Scan the following material for the string "немесе" and copy each line in which it appears.
## START DATA SUPPLIED
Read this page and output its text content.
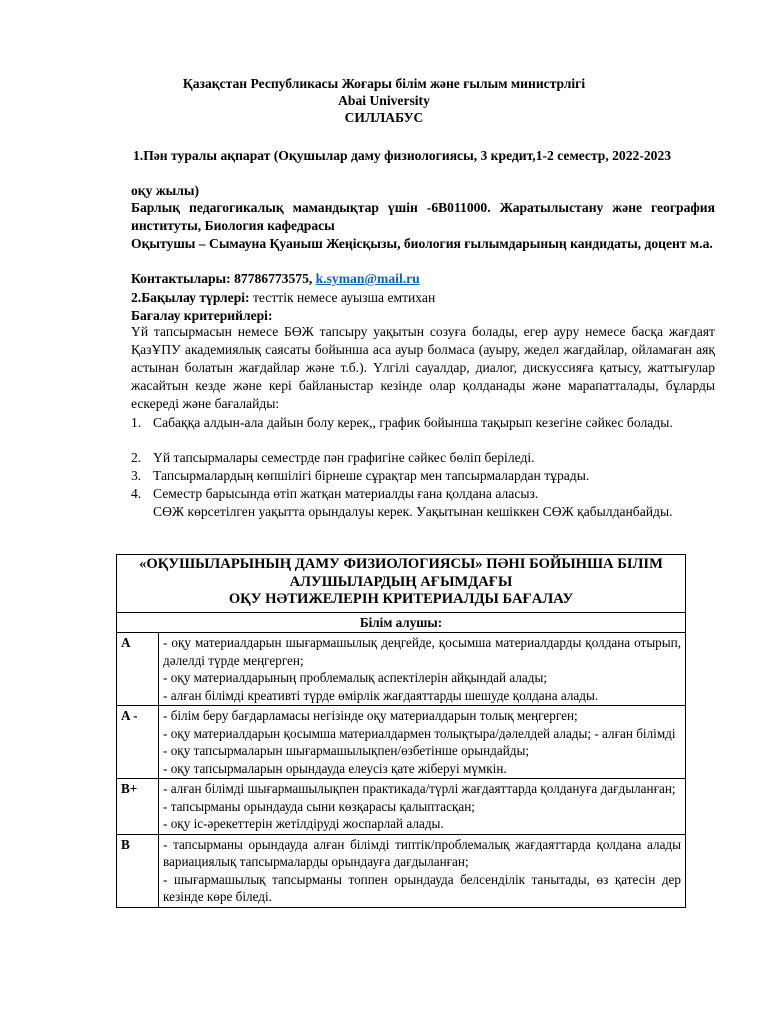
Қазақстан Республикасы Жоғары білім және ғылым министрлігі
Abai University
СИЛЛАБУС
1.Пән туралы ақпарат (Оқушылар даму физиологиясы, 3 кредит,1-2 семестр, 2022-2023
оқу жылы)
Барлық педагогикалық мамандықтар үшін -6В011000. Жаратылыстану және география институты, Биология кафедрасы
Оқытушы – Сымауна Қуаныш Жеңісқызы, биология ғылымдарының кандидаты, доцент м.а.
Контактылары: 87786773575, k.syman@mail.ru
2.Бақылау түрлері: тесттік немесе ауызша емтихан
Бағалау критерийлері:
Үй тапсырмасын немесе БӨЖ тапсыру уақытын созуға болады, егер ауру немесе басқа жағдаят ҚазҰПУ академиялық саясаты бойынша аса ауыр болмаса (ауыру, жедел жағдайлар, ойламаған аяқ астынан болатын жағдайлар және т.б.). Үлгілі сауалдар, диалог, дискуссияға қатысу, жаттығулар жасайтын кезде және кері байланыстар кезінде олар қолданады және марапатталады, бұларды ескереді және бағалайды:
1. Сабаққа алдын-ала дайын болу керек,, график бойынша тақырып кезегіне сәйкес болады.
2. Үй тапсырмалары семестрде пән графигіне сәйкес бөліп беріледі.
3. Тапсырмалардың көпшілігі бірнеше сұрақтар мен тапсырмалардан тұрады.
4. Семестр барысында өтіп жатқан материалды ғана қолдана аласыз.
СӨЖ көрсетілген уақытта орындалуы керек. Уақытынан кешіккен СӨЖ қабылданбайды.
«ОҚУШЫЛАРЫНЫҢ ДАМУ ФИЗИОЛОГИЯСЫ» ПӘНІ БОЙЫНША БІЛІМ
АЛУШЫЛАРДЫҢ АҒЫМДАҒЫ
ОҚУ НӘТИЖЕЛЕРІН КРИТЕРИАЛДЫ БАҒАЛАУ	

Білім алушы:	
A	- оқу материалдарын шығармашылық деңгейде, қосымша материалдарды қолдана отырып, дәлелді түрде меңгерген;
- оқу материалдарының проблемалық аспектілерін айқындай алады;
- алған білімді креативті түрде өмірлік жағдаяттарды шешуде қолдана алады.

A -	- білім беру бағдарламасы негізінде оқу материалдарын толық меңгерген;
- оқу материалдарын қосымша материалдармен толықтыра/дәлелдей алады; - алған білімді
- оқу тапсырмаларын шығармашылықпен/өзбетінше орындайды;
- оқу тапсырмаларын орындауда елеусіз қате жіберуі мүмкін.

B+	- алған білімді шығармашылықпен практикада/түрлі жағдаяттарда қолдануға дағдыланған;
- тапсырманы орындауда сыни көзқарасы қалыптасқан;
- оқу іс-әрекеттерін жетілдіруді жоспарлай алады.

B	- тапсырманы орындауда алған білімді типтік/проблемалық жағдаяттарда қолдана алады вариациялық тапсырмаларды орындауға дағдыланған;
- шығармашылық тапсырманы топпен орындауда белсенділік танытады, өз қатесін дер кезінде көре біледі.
## END DATA SUPPLIED
* **RESULT OF THIS EXERCISE**:
2.Бақылау түрлері: тесттік немесе ауызша емтихан
Үй тапсырмасын немесе БӨЖ тапсыру уақытын созуға болады, егер ауру немесе басқа жағдаят ҚазҰПУ академиялық саясаты бойынша аса ауыр болмаса (ауыру, жедел жағдайлар, ойламаған аяқ астынан болатын жағдайлар және т.б.). Үлгілі сауалдар, диалог, дискуссияға қатысу, жаттығулар жасайтын кезде және кері байланыстар кезінде олар қолданады және марапатталады, бұларды ескереді және бағалайды:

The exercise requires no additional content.